Report only the number of lines holding "người".

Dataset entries
----------------------------------------

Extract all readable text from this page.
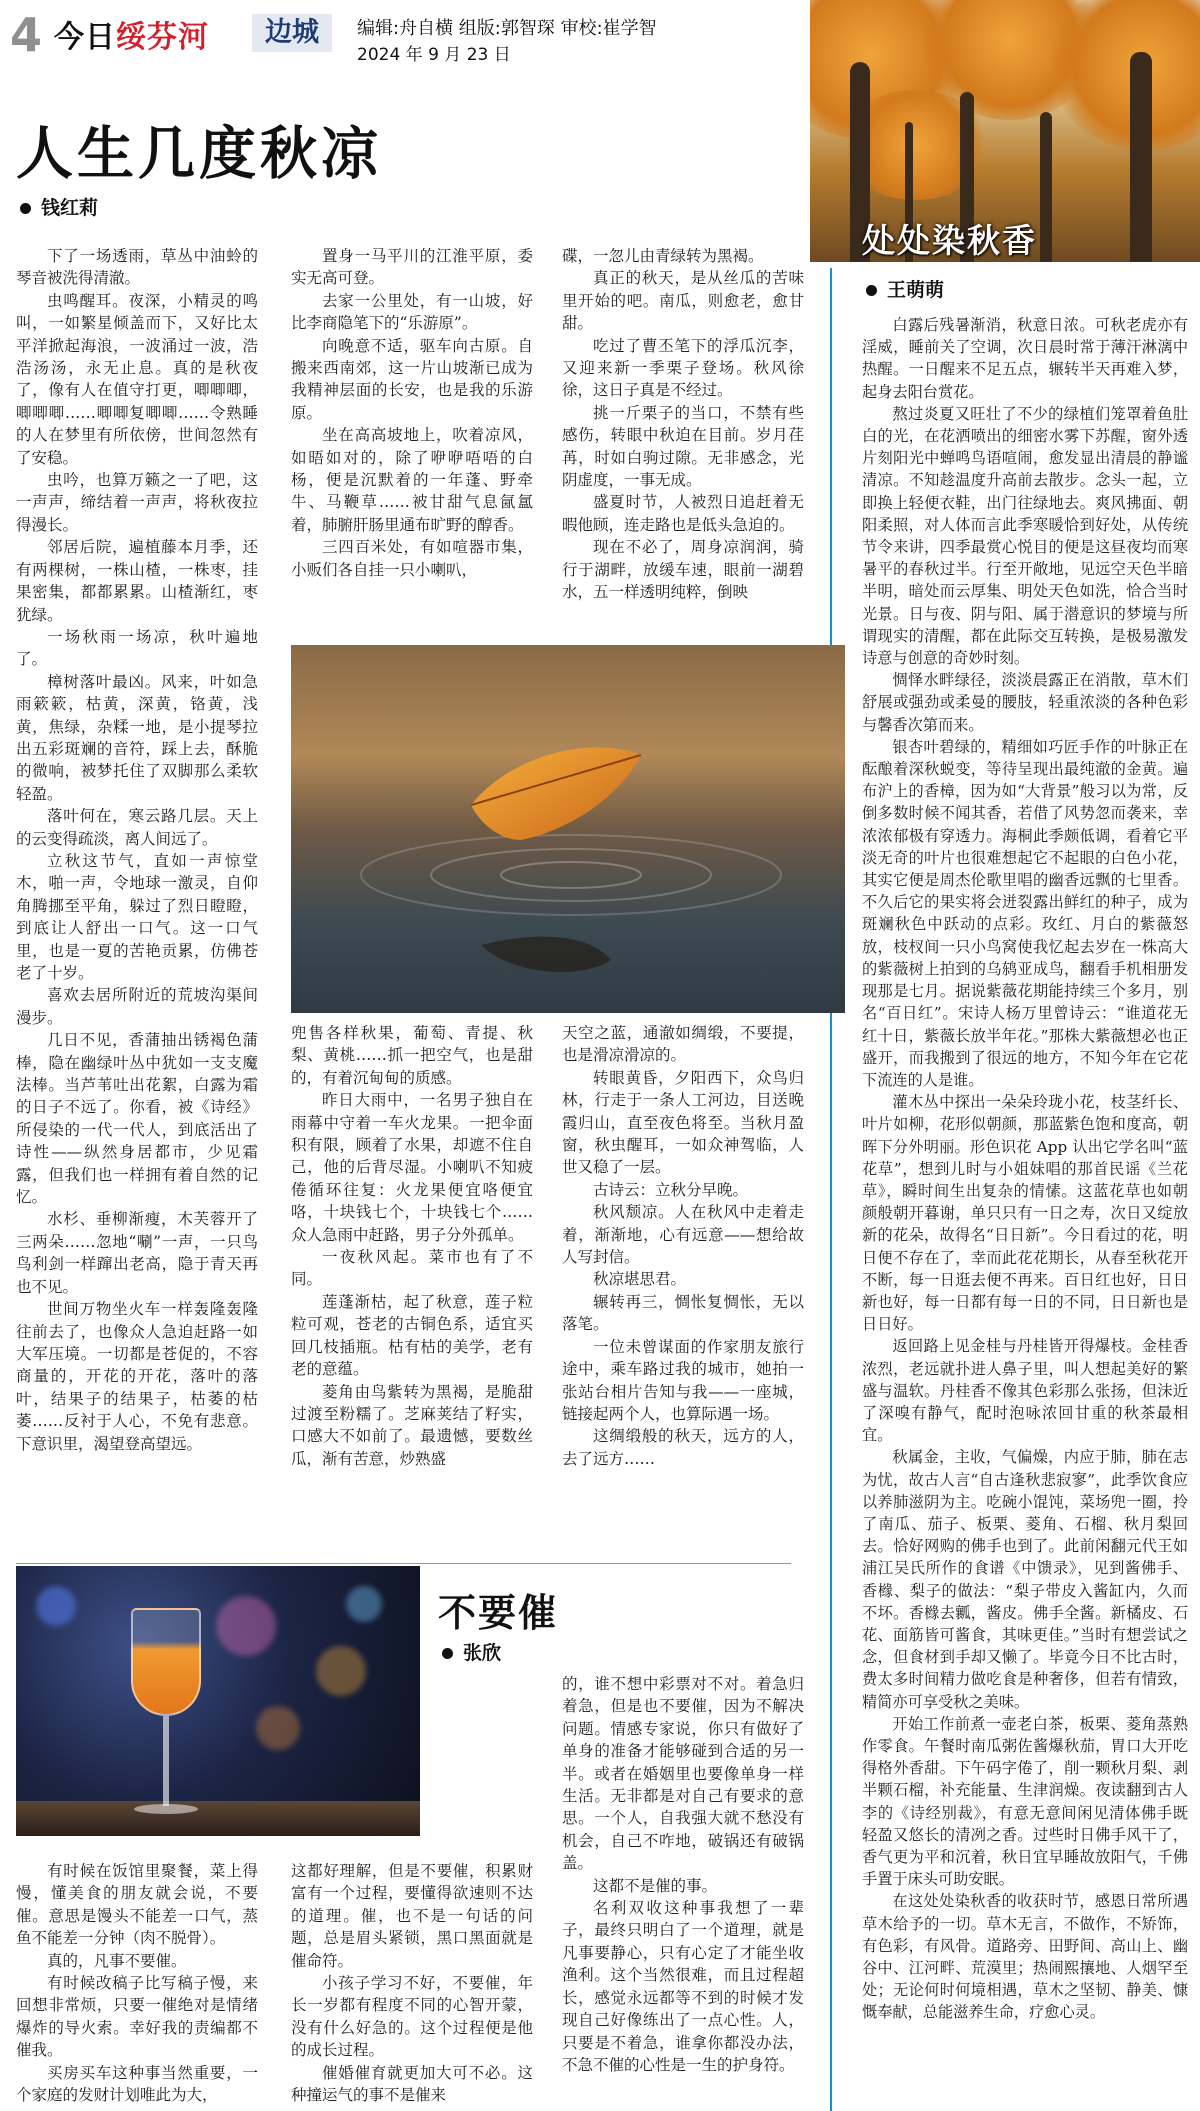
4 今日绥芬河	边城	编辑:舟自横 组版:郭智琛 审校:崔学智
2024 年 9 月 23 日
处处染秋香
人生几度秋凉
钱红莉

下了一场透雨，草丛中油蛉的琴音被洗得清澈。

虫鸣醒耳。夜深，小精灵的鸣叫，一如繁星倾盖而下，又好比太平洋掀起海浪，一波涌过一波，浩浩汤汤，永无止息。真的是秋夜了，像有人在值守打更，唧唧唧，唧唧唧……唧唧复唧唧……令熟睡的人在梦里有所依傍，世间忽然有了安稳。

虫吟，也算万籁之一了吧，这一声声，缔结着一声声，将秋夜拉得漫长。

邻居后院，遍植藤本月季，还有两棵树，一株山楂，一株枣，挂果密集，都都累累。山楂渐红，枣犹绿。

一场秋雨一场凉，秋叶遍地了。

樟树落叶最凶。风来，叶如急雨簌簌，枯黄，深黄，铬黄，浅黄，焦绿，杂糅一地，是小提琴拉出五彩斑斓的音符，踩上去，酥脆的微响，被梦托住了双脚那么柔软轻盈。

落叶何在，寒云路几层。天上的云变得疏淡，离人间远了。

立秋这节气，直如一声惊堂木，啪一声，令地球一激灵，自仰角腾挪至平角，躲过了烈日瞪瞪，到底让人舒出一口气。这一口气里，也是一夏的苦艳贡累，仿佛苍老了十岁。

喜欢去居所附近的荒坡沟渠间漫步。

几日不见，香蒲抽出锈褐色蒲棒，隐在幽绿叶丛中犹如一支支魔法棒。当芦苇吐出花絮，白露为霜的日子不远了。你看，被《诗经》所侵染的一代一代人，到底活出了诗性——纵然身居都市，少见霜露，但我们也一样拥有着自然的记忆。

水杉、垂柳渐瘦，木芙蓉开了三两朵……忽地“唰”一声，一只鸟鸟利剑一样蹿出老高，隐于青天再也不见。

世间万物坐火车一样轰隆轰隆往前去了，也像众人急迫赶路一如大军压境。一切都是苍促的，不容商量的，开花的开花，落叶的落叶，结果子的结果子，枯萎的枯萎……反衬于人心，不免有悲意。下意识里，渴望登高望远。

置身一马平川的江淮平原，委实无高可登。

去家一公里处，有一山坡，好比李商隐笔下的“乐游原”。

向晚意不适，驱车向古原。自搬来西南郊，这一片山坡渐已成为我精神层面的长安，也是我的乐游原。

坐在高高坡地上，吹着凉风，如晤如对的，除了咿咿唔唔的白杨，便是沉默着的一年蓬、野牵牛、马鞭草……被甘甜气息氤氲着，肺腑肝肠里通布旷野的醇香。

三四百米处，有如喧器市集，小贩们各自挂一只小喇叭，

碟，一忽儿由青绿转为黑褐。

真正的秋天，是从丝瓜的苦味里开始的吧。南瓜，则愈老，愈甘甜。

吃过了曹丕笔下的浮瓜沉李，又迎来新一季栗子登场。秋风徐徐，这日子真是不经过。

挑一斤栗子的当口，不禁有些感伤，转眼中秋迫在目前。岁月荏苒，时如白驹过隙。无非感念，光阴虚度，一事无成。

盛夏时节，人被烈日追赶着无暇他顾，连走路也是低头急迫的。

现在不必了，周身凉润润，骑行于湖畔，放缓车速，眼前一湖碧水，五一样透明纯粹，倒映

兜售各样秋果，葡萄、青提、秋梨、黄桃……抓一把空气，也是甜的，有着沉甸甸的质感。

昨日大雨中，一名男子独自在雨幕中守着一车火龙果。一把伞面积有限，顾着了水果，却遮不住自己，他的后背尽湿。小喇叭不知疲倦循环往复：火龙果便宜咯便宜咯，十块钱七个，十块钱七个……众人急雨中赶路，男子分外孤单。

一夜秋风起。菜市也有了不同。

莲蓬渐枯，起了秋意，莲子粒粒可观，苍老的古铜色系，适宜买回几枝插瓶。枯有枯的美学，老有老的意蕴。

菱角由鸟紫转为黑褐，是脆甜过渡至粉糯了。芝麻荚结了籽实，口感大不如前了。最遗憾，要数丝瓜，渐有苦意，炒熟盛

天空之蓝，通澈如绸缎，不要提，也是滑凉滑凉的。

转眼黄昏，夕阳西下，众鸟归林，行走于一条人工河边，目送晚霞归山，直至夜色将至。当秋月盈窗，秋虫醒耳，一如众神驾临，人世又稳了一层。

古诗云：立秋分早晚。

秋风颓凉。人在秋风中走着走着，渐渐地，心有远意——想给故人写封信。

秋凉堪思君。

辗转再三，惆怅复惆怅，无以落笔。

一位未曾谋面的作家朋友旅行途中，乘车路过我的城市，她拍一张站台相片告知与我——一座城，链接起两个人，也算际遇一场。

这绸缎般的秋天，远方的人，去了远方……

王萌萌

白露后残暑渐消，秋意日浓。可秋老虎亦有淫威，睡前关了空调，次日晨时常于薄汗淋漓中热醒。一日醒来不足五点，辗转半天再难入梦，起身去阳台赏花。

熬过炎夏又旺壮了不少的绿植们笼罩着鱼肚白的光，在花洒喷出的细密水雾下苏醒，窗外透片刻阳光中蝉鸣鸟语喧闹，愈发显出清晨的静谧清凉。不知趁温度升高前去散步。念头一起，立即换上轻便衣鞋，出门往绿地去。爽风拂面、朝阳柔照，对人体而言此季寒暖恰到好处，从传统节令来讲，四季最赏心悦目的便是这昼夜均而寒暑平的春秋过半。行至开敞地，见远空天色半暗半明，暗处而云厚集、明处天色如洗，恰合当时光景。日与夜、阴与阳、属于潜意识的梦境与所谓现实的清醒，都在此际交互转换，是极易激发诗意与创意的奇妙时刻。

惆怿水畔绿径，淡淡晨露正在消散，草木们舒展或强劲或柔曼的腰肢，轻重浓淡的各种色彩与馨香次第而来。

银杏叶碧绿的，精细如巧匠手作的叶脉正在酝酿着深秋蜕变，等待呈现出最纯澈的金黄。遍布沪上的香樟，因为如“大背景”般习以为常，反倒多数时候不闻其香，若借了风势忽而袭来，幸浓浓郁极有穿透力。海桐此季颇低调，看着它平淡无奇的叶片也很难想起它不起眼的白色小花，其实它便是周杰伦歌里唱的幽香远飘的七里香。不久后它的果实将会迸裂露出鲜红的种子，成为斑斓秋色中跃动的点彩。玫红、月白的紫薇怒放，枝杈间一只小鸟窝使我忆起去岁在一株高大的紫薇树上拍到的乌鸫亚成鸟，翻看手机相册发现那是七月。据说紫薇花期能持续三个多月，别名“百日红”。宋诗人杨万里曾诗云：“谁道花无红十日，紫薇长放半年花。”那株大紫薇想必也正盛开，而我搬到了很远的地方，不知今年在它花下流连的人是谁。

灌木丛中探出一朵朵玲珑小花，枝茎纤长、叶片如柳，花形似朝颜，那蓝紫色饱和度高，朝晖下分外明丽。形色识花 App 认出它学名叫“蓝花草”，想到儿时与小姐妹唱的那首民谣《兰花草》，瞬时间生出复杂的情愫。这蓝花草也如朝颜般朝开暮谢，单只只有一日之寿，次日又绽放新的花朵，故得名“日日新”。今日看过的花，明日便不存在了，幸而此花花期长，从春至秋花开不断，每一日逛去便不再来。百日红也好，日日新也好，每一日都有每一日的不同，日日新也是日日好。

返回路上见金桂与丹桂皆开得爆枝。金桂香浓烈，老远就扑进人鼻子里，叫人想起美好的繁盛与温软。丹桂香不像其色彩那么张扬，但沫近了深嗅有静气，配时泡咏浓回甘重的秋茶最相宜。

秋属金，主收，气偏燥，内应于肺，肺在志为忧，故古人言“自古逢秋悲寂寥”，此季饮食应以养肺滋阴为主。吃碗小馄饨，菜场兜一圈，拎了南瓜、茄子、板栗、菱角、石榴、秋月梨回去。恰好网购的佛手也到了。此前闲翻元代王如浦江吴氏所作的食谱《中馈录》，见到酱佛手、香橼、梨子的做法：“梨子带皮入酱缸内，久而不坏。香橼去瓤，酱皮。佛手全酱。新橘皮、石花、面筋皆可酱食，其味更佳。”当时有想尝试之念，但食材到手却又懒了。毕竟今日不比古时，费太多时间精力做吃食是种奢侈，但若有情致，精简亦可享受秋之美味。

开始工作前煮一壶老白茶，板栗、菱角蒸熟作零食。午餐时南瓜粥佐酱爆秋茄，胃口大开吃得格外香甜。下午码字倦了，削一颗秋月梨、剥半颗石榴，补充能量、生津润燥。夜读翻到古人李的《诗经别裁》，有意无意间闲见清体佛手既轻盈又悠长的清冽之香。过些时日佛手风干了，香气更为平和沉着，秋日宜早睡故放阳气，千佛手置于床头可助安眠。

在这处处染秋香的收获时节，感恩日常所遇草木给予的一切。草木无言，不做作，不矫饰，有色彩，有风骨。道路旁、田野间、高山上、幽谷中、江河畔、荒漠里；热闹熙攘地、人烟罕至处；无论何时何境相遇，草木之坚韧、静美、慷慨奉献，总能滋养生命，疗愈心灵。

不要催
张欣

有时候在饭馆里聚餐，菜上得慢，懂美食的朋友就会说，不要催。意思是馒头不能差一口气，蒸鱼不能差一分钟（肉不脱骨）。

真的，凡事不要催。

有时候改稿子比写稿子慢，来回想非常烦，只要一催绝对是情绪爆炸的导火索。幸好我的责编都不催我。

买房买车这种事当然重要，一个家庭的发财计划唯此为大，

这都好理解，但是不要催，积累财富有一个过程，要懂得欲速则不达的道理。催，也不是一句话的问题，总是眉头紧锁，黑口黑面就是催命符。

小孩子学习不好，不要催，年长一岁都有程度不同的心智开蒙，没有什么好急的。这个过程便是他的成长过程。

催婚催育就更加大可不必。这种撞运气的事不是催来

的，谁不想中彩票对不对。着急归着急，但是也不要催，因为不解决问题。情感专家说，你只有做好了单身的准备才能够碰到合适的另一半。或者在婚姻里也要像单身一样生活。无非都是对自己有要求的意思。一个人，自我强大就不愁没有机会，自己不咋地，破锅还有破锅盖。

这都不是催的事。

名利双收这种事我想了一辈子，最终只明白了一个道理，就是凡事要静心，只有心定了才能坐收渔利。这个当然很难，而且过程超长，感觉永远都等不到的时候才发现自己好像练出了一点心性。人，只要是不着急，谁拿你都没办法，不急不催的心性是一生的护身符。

----------------------------------------

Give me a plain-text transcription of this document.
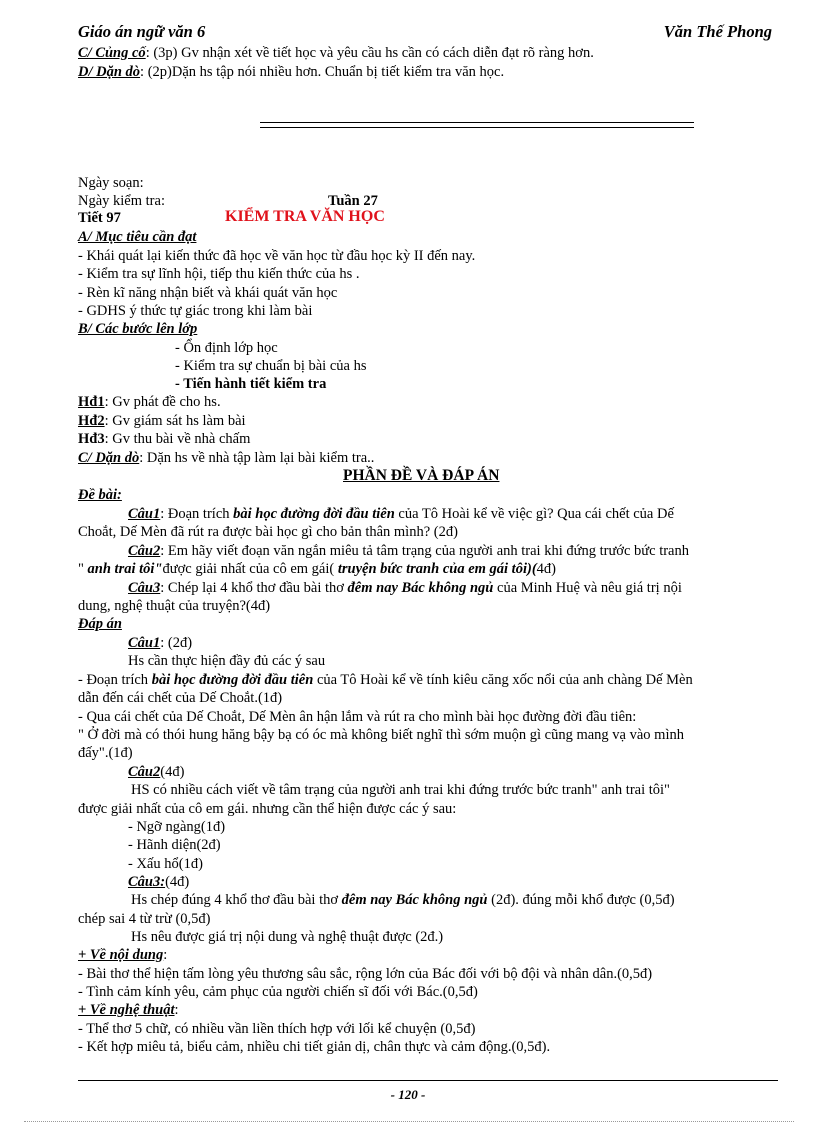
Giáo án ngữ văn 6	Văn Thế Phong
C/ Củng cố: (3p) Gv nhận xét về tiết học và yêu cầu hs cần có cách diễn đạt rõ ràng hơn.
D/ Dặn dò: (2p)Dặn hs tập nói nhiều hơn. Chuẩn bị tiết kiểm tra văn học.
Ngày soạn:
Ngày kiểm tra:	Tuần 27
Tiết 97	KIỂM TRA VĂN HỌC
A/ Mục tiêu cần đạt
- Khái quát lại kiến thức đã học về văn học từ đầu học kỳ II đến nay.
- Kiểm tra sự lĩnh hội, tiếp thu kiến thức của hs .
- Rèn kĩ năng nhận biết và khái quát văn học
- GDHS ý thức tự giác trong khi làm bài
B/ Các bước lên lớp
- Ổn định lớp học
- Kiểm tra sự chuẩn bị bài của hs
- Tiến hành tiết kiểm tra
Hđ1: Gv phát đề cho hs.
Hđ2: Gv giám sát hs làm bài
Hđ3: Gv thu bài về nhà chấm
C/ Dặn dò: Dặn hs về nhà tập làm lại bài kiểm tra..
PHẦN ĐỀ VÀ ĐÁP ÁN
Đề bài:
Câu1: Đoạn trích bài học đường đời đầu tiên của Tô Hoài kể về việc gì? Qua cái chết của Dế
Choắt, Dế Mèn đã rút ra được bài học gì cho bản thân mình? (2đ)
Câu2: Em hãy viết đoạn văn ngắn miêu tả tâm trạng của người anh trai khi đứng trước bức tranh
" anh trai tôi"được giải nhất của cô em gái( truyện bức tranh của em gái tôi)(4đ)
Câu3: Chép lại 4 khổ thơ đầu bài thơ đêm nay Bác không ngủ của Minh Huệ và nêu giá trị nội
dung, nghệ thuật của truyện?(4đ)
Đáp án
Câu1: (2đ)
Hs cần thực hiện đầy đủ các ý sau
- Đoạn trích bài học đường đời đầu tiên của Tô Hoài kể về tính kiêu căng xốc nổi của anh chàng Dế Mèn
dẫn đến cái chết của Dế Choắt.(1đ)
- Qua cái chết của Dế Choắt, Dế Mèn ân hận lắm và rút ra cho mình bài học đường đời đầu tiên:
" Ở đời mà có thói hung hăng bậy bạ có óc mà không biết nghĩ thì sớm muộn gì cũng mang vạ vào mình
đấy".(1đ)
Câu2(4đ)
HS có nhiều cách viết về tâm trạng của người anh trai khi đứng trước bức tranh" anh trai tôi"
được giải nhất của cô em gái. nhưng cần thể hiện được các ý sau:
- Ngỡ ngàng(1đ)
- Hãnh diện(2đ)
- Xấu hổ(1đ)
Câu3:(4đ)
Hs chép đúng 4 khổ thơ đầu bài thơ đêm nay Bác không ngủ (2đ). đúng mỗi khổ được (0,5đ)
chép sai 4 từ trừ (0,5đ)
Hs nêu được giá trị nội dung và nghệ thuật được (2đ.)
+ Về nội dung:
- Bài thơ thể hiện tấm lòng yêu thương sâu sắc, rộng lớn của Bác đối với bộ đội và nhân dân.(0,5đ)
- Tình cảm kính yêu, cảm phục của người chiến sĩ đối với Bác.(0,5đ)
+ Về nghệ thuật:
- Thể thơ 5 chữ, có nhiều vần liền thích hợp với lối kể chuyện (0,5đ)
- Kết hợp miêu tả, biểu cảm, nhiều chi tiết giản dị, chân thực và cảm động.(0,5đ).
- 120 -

----------------------------------------

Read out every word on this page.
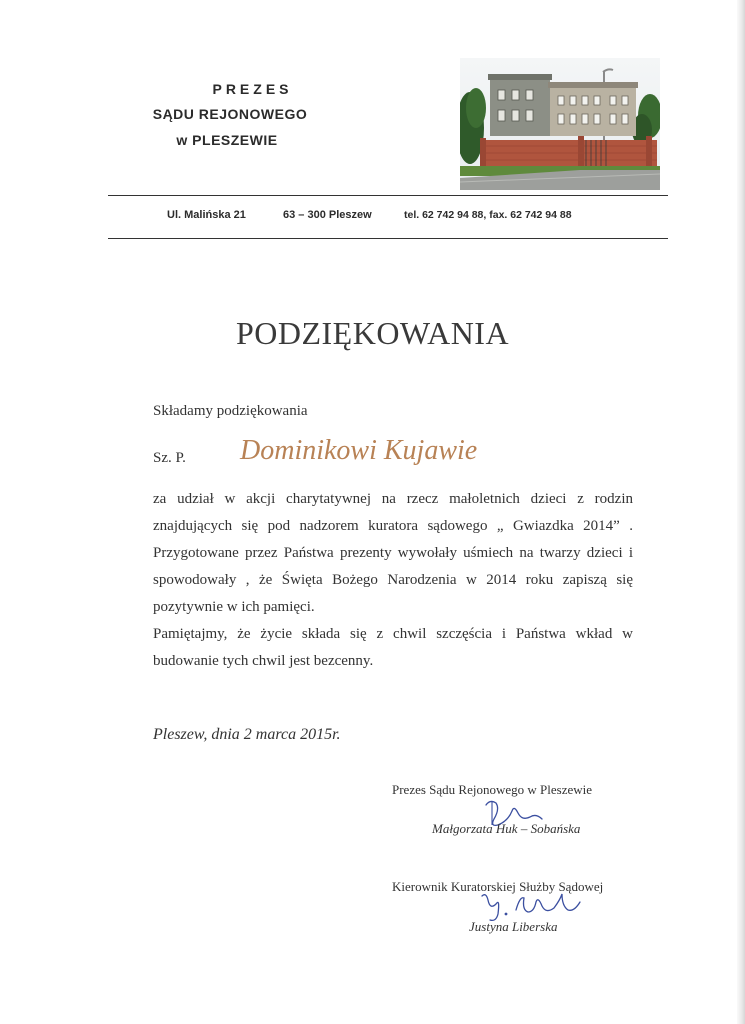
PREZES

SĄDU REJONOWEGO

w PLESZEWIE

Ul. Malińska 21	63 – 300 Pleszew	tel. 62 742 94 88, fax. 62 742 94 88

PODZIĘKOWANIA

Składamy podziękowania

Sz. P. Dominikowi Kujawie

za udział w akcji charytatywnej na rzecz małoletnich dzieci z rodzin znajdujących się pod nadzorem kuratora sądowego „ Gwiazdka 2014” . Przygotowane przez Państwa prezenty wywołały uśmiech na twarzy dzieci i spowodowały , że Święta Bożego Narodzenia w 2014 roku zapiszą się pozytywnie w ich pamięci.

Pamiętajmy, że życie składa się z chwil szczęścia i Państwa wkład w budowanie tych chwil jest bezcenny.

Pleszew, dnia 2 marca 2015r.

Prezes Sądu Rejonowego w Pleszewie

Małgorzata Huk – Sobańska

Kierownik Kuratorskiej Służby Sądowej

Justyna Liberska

----------------------------------------

CORRECT OUTPUT
3